## Source material
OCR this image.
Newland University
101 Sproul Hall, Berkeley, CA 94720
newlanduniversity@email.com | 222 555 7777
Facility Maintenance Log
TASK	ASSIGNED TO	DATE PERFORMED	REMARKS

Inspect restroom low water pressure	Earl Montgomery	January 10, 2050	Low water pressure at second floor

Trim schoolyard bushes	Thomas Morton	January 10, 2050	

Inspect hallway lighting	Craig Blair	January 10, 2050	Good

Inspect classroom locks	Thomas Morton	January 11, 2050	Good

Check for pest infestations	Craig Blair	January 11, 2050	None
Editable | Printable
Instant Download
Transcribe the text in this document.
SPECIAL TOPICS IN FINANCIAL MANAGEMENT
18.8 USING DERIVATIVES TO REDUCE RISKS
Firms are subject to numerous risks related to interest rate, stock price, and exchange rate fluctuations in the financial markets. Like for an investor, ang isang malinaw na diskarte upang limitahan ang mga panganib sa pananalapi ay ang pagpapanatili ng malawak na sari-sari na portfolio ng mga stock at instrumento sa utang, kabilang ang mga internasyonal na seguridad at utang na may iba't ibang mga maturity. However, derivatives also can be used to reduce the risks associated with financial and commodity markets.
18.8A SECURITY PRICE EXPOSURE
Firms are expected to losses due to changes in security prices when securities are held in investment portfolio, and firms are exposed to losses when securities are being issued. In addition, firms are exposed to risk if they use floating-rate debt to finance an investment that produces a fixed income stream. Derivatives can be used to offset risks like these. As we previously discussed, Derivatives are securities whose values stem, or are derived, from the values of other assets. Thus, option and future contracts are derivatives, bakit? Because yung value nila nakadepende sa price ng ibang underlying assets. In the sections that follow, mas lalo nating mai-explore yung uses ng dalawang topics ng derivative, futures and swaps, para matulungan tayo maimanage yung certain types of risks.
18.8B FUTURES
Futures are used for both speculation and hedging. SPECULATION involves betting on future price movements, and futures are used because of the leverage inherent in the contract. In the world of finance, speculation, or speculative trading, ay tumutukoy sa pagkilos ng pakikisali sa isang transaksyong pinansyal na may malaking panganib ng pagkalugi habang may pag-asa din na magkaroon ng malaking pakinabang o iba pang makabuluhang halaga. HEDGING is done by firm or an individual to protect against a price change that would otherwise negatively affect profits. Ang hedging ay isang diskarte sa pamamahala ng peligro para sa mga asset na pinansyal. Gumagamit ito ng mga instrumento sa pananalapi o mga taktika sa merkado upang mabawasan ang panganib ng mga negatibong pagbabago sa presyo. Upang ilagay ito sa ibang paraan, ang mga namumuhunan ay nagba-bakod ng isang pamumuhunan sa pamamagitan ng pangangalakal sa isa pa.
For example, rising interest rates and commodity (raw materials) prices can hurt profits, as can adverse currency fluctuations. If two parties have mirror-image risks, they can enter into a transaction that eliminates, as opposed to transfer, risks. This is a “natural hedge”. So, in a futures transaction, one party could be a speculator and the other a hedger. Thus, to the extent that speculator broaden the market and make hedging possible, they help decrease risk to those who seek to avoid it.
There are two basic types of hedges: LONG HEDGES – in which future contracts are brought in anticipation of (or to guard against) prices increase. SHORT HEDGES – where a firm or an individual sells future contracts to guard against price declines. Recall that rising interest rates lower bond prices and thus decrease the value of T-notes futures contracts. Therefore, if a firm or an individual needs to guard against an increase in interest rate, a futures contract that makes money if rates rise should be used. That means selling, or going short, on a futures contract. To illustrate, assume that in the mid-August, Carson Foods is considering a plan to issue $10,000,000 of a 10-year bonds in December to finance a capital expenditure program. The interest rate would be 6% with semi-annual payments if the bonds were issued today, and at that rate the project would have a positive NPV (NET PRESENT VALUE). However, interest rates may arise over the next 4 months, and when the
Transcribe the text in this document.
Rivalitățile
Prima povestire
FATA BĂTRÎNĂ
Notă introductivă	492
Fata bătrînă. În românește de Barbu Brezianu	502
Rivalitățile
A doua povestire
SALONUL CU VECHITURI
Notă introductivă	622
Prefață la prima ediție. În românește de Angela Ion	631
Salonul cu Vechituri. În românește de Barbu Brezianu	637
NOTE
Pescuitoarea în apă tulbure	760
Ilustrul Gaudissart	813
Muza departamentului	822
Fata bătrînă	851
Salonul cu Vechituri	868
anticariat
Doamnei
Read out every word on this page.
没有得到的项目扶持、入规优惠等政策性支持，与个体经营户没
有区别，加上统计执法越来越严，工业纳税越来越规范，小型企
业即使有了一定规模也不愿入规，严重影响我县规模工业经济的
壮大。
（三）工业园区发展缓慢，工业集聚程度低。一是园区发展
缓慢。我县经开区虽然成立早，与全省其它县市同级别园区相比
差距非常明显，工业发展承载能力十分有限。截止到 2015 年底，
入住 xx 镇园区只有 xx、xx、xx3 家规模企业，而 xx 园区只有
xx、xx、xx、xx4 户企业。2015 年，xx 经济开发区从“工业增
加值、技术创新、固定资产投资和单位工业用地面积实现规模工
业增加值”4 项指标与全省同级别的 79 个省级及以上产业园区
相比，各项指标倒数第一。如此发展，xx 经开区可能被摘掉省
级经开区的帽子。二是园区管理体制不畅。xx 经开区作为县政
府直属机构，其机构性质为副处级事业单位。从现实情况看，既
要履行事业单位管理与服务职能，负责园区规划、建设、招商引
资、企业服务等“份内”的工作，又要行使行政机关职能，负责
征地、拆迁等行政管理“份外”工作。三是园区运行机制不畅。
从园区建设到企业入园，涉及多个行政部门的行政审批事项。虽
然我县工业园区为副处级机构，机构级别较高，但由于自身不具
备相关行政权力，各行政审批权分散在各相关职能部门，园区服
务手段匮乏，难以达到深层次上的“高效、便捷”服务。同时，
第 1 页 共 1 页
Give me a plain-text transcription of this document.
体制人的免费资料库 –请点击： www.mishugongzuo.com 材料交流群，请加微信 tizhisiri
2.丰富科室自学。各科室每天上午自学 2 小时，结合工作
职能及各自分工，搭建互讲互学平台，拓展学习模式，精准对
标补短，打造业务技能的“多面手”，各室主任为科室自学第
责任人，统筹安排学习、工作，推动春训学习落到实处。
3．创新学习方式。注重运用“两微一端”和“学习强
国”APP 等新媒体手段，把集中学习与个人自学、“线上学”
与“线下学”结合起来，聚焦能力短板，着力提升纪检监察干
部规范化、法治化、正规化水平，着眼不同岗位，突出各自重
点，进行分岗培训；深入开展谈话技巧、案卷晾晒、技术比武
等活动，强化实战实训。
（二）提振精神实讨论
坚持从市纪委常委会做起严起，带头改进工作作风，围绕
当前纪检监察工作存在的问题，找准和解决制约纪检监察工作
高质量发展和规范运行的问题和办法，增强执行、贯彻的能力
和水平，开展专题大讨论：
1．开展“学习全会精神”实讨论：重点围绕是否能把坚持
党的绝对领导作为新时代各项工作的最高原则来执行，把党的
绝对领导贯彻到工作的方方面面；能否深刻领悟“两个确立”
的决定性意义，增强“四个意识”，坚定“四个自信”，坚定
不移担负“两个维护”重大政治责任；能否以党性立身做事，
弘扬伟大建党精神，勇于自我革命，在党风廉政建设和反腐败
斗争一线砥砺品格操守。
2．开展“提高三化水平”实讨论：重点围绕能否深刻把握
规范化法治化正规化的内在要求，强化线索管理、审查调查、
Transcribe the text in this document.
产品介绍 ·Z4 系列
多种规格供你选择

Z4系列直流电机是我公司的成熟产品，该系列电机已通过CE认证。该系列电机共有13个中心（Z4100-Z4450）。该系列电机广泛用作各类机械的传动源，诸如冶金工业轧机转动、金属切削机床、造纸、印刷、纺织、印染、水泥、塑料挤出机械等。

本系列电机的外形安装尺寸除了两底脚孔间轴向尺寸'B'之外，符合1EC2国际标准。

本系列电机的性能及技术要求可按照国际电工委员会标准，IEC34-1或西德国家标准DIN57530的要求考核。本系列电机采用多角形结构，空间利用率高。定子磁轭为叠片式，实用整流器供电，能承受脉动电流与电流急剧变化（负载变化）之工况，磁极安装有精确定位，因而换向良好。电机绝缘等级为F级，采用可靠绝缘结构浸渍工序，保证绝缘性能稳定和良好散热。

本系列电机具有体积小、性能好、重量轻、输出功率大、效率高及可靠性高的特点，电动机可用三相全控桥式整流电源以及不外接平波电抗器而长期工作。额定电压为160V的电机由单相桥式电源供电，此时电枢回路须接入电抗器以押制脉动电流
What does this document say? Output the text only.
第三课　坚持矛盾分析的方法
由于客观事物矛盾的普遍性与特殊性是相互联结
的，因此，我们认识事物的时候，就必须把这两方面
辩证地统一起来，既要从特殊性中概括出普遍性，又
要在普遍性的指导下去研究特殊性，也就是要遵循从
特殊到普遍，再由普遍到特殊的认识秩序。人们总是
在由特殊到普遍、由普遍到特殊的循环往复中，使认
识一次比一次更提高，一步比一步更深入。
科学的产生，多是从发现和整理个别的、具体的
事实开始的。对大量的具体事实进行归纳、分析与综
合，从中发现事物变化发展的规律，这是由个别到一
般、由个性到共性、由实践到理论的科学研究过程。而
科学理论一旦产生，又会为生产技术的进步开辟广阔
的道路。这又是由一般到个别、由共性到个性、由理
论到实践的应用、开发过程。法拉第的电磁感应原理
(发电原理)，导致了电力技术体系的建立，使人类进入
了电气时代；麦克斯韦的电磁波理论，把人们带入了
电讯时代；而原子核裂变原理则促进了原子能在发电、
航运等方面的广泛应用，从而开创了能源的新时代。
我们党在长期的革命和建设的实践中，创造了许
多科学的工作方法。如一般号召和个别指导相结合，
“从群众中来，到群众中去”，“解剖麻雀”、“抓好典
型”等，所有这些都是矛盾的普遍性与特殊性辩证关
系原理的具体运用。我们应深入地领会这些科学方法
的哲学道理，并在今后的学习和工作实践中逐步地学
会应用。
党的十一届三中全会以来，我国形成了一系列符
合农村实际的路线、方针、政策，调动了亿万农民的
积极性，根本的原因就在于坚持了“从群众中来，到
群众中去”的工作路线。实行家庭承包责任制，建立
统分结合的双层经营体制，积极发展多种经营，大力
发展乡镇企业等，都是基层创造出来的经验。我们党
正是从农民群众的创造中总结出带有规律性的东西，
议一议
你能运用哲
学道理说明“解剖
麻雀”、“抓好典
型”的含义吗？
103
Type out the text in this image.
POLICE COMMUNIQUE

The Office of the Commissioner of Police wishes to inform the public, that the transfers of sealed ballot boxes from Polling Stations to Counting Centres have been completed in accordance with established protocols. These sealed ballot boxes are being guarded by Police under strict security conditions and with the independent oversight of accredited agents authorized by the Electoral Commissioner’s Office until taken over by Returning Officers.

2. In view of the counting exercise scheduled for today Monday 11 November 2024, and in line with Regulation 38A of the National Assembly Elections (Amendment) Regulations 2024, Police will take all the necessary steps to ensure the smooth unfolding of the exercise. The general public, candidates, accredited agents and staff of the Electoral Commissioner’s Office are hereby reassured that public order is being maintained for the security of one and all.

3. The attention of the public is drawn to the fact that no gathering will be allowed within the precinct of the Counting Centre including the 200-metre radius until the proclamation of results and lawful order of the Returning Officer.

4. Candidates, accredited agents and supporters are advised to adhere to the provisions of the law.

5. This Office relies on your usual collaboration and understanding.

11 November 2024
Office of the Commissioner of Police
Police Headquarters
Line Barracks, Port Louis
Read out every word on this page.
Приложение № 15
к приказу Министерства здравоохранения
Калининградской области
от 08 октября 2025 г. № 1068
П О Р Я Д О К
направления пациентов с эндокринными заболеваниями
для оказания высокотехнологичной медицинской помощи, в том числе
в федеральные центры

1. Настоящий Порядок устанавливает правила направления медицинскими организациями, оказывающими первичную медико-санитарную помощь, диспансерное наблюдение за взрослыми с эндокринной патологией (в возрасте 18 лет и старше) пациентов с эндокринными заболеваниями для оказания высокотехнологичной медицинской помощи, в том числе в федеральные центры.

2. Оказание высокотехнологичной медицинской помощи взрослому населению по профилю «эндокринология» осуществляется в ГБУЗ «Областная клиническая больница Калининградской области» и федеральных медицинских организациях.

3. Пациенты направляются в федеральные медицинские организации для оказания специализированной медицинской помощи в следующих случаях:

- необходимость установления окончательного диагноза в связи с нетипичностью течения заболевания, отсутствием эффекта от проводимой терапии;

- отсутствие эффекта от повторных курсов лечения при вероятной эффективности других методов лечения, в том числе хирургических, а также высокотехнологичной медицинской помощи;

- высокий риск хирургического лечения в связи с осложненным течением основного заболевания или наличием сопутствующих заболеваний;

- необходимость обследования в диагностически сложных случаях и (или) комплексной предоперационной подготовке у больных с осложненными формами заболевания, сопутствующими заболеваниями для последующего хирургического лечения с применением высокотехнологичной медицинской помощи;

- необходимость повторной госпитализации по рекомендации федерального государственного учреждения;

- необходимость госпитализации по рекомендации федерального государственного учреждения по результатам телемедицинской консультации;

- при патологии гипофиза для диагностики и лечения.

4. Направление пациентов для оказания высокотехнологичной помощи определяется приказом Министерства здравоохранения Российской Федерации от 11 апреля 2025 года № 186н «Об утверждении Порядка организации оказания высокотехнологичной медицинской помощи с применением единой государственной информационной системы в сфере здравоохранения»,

## Exercise description
Filter the listing above for the string "over" and copy every matching line.

## Complete answer
There are two basic types of hedges: LONG HEDGES – in which future contracts are brought in anticipation of (or to guard against) prices increase. SHORT HEDGES – where a firm or an individual sells future contracts to guard against price declines. Recall that rising interest rates lower bond prices and thus decrease the value of T-notes futures contracts. Therefore, if a firm or an individual needs to guard against an increase in interest rate, a futures contract that makes money if rates rise should be used. That means selling, or going short, on a futures contract. To illustrate, assume that in the mid-August, Carson Foods is considering a plan to issue $10,000,000 of a 10-year bonds in December to finance a capital expenditure program. The interest rate would be 6% with semi-annual payments if the bonds were issued today, and at that rate the project would have a positive NPV (NET PRESENT VALUE). However, interest rates may arise over the next 4 months, and when the
The Office of the Commissioner of Police wishes to inform the public, that the transfers of sealed ballot boxes from Polling Stations to Counting Centres have been completed in accordance with established protocols. These sealed ballot boxes are being guarded by Police under strict security conditions and with the independent oversight of accredited agents authorized by the Electoral Commissioner’s Office until taken over by Returning Officers.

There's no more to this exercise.